**DOCUMENT SEGMENT:**
__________
Internal resistivity, is this right?

1. Dec 21, 2011

lymos

1. The problem statement, all variables and given/known data
To a source of current, one by one are added 2 resistances, first R1=1ohm, then R2=4ohm. In both cases, in the same period of time (t=t1=t2), the resistors give the same amount of heat (Q=Q1=Q2). Determine the internal resistance ("r" small r) of the electric source.

2. Relevant equations
I=V/R

3. The attempt at a solution
I found somewhere a formula which states: r=(V2-V1)/(I1-I2), so including the basic R=V/I into it would give: r=R2-R1, and the result will be 3ohm? looks too simple for an engineering problem.

2. Dec 21, 2011

Staff: Mentor

I don't see how that formula would apply here. What values would you use for the V's and I's?

Instead, assume that the current source consists of and ideal voltage source E and a series resistance r. Then work out the power dissipated in the attached resistors for the two cases described. What formulas do you know for the power dissipated in a resistor?

3. Dec 21, 2011

lymos

well, it looks tricky. here is a variant, which was suggested buy another guy on the internet:

4. Dec 21, 2011

Staff: Mentor

One problem with the suggested solution -- the total external resistance for the two cases should be 1 Ω and 5 Ω if, as the problem statement says, one resistor is added at a time.

5. Dec 21, 2011

lymos

I think I translated it bad, 'cause I'm not English, but generally it's not added, this is the same power source, only resistors are changed, this is why we have 2 time values which are equal, but are not important, so they didn't gave us them. thanks for the idea :)
__________
[Data listing]
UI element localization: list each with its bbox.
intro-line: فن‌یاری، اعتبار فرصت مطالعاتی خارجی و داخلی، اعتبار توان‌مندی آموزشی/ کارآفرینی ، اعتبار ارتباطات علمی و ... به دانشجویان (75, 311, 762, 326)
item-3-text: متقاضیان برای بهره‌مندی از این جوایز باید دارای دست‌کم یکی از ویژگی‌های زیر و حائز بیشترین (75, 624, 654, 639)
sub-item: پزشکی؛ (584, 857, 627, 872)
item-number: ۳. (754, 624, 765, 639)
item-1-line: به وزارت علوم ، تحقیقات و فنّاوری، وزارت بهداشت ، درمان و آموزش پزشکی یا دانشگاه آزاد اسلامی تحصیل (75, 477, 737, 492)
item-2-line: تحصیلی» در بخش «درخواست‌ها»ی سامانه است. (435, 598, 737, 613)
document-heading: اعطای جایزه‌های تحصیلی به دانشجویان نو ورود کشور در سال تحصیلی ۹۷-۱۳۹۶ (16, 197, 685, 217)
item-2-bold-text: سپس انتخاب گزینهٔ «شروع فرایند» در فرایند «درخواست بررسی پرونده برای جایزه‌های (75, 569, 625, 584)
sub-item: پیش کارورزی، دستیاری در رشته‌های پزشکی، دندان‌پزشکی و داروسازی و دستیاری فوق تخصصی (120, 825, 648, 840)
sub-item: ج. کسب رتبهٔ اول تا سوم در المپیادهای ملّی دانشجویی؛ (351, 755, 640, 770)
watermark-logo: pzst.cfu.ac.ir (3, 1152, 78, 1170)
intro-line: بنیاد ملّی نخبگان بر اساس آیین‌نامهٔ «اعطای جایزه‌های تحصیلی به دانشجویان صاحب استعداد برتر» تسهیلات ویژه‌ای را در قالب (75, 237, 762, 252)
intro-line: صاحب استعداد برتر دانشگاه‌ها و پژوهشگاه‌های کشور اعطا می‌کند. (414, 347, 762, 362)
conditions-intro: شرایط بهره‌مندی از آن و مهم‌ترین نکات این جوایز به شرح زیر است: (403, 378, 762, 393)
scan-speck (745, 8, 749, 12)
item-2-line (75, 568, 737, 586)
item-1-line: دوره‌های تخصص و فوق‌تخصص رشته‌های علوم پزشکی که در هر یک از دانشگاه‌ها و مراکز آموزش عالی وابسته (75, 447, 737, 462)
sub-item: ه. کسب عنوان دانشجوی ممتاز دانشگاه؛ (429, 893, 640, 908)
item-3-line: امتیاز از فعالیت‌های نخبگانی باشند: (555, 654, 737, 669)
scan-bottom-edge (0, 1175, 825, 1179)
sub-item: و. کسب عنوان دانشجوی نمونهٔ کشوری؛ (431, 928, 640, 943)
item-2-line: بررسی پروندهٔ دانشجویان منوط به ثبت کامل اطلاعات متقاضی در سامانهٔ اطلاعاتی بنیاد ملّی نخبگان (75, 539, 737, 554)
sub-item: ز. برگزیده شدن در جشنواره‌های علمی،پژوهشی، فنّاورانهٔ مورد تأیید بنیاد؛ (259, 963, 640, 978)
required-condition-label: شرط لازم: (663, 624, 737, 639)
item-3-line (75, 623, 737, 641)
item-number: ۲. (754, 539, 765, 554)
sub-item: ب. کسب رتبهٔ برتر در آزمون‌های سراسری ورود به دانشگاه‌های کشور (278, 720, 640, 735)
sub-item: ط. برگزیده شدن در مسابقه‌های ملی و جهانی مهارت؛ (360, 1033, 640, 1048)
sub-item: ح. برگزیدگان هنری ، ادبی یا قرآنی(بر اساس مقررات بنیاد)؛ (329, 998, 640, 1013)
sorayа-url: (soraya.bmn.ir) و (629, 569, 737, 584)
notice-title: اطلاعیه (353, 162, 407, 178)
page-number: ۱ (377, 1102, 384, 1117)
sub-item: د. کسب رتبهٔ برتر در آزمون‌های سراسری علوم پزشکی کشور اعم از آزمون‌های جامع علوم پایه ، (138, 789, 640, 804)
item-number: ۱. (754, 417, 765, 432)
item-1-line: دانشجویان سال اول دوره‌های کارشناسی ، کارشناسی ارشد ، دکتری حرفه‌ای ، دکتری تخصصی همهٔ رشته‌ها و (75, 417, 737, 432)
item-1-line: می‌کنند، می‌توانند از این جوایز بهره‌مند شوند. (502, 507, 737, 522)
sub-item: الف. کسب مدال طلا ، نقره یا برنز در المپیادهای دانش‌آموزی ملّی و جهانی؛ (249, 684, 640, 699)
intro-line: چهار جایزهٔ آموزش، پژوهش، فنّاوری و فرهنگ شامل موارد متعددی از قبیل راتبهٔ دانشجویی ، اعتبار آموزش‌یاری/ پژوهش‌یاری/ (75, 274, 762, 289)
__________
**WHAT THIS EXERCISE ASKS:**
1 > In the forum thread, what does the mentor say the total external resistance should be for the two cases if one resistor is added at a time?
2 > Gather every row in the data listing that contains the string "اعطای", treating case as significant.

**TASK ANSWERS:**
1 > 1 Ω and 5 Ω.

2 >
document-heading: اعطای جایزه‌های تحصیلی به دانشجویان نو ورود کشور در سال تحصیلی ۹۷-۱۳۹۶ (16, 197, 685, 217)
intro-line: بنیاد ملّی نخبگان بر اساس آیین‌نامهٔ «اعطای جایزه‌های تحصیلی به دانشجویان صاحب استعداد برتر» تسهیلات ویژه‌ای را در قالب (75, 237, 762, 252)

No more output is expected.